◆ **Records provided**
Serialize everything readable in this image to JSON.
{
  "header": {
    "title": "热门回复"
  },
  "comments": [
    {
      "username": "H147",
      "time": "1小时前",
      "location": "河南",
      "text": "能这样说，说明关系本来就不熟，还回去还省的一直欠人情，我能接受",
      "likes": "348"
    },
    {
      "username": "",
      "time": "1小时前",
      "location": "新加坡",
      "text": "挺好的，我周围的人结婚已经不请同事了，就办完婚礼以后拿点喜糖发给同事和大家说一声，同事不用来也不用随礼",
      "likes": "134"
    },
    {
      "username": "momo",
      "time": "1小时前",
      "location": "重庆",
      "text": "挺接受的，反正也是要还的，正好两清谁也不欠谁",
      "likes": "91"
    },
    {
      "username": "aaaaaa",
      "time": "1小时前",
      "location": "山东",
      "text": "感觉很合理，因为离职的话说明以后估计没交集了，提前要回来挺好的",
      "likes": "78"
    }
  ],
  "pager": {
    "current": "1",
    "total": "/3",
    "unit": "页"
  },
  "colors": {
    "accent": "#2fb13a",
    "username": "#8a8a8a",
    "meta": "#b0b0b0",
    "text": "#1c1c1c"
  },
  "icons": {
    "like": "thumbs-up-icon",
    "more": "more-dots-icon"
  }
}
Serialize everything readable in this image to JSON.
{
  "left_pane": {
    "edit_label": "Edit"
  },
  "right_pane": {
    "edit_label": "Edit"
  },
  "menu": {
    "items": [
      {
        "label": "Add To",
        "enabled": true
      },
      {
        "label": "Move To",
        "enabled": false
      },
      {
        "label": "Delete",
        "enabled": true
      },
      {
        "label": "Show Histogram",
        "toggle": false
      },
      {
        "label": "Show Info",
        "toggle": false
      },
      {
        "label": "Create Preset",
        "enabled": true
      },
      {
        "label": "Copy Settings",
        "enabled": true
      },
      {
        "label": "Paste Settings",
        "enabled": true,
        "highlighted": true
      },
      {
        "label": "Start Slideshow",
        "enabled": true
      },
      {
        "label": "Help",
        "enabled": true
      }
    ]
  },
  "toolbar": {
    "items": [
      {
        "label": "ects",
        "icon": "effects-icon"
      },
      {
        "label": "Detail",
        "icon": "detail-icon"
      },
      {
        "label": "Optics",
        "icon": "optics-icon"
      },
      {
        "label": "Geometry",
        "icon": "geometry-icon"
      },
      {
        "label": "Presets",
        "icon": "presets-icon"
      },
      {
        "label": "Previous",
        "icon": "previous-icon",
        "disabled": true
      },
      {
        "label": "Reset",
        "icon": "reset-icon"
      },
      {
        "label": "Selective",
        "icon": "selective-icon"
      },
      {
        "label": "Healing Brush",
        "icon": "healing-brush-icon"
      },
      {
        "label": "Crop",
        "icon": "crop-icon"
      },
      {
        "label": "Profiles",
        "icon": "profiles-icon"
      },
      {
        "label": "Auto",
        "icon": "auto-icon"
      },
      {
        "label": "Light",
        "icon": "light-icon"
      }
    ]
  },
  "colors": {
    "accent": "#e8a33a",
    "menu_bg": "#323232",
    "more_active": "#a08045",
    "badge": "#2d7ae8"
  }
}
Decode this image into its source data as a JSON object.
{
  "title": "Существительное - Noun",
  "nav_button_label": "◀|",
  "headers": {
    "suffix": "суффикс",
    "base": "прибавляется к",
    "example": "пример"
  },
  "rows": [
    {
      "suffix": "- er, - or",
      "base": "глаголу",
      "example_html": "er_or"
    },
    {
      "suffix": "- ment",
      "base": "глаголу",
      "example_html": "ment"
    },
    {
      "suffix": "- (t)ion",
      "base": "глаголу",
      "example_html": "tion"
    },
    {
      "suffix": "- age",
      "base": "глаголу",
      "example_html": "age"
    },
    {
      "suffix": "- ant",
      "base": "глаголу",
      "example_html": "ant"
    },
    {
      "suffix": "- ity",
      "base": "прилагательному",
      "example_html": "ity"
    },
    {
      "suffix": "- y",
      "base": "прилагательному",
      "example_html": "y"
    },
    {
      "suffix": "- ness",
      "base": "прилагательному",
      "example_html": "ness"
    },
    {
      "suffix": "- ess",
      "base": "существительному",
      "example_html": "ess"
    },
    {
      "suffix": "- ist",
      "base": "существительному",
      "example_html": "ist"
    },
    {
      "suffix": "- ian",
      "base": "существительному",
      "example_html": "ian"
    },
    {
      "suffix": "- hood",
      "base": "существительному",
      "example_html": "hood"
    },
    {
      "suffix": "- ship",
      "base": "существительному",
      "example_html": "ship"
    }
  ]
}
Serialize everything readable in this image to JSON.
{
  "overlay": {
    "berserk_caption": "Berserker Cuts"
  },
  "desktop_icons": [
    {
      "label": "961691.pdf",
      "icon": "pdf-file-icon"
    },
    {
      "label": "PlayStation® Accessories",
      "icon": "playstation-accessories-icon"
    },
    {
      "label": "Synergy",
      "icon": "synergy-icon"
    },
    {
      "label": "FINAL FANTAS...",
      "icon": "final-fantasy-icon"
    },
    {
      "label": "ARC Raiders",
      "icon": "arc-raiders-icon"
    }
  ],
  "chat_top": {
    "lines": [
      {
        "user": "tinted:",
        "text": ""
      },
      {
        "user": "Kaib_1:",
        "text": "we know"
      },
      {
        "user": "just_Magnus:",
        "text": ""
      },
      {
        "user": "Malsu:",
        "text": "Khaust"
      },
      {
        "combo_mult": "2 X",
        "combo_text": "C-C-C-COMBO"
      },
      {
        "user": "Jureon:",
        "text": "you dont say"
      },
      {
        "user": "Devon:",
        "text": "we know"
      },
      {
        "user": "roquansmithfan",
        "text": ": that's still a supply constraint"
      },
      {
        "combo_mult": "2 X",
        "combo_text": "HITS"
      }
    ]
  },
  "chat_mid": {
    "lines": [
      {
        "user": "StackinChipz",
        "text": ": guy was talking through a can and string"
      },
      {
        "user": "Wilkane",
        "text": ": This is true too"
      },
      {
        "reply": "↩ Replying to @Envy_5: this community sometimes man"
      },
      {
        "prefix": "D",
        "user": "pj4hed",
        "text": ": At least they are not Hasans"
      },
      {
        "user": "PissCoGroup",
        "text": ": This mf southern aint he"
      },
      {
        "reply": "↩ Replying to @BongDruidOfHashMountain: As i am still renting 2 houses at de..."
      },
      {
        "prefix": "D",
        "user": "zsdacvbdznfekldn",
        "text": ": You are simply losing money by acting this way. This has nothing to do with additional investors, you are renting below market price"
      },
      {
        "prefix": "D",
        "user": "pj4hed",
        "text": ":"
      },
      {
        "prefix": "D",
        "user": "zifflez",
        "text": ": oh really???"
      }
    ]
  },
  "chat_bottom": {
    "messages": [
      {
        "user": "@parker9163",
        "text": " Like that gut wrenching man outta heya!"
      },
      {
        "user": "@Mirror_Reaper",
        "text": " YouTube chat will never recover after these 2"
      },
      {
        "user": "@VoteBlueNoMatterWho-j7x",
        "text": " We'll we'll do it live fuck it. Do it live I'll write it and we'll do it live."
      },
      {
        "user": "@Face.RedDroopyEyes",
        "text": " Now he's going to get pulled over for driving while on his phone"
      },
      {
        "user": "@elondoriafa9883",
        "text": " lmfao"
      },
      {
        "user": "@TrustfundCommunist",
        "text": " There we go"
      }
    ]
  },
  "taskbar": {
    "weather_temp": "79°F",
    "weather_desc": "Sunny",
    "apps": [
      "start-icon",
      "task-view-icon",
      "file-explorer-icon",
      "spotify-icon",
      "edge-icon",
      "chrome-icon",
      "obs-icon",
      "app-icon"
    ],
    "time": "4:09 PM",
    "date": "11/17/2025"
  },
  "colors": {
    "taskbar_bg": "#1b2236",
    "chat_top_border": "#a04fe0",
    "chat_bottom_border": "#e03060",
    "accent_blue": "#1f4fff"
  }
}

◆ **Exercise requirements**
Copy each line of the entries that includes the word "username".

◆ **Written answer**
      "username": "H147",
      "username": "",
      "username": "momo",
      "username": "aaaaaa",
    "username": "#8a8a8a",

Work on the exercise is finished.